=== Given records ===
-=-=-

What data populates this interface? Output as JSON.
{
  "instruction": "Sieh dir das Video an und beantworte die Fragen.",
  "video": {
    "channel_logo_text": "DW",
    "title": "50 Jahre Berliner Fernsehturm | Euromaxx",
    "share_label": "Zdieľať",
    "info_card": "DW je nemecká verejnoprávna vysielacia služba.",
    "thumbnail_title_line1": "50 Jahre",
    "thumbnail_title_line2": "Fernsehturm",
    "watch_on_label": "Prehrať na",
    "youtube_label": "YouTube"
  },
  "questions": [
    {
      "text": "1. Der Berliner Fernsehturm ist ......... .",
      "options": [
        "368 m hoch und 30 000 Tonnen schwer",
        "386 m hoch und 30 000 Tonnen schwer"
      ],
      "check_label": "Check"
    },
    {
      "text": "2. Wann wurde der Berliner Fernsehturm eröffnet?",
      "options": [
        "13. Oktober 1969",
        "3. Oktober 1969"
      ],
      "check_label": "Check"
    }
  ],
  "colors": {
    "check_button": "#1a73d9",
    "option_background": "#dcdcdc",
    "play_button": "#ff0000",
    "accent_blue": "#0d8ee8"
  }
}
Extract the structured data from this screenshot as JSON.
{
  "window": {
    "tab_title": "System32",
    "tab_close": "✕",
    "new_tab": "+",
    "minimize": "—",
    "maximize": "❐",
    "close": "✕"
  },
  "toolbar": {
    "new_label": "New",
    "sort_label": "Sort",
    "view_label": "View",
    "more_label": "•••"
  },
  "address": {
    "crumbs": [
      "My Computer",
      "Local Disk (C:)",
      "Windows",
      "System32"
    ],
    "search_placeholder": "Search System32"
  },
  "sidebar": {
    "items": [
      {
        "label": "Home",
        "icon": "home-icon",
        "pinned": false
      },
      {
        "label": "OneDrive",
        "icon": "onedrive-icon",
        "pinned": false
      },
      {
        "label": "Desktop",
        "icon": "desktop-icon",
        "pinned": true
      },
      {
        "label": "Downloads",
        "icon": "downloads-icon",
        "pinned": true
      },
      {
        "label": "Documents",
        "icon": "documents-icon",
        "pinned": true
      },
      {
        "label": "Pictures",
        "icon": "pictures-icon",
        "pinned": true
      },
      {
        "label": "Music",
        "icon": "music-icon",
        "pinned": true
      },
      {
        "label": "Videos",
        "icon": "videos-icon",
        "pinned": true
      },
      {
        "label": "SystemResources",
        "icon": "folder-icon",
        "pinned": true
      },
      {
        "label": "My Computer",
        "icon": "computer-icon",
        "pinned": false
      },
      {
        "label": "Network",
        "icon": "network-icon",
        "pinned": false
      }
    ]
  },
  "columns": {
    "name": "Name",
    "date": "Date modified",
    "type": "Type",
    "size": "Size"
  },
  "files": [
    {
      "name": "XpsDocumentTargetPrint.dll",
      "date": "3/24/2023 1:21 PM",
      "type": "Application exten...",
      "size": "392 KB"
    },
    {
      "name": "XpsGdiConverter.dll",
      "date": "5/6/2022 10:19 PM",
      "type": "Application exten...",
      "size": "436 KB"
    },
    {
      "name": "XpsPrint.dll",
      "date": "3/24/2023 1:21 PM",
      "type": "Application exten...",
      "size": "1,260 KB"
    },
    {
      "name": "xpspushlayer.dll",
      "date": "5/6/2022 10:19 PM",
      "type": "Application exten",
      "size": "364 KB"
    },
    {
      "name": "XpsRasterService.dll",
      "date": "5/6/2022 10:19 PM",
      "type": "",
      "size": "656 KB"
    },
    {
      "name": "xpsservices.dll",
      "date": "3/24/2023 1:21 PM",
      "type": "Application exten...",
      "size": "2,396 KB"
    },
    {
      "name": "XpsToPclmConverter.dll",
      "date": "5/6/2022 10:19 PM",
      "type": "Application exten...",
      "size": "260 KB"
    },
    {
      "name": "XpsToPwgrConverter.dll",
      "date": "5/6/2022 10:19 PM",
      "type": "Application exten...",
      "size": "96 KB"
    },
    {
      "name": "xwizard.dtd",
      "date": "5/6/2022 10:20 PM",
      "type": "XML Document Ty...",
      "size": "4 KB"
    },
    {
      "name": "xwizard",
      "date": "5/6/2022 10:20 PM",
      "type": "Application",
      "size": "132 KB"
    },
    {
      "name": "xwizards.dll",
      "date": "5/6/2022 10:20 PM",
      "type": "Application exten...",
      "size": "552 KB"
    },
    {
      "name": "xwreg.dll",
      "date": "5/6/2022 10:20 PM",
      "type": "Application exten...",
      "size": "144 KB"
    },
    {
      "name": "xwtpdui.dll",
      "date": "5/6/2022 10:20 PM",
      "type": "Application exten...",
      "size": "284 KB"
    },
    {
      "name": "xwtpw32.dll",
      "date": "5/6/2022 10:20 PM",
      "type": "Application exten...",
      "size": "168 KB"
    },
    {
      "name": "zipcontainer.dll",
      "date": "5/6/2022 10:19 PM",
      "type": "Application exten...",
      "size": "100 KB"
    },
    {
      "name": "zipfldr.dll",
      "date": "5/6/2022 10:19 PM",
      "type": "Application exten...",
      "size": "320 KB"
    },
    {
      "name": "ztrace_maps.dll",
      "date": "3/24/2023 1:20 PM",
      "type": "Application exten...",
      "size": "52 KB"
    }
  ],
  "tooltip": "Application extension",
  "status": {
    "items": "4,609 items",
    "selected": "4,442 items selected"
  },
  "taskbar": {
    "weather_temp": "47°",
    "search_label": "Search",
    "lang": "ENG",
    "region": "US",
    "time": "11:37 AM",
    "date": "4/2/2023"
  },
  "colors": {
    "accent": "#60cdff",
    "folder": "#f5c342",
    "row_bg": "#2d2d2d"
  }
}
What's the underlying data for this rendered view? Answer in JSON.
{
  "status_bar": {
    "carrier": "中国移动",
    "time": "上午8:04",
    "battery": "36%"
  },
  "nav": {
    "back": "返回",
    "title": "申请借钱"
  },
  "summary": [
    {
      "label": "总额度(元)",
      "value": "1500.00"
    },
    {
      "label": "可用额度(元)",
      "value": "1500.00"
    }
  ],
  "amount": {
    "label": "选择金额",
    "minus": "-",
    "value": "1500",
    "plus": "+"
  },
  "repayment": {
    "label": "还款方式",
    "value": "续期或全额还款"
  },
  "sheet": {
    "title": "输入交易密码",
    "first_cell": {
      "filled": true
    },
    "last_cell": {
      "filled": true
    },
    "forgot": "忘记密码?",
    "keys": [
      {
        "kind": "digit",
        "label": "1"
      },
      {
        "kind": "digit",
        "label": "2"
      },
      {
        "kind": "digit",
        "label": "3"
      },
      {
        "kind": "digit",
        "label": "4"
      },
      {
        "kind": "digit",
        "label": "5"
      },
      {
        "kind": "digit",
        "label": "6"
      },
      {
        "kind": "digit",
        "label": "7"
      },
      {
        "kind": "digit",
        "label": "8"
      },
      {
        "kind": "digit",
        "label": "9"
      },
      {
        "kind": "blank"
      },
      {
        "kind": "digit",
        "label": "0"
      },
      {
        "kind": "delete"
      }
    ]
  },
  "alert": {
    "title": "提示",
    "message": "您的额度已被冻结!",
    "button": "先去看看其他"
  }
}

-=-=-

=== Stated task ===
Every line containing the string "items" must be listed.

=== Reply ===
    "items": [
    "items": "4,609 items",
    "selected": "4,442 items selected"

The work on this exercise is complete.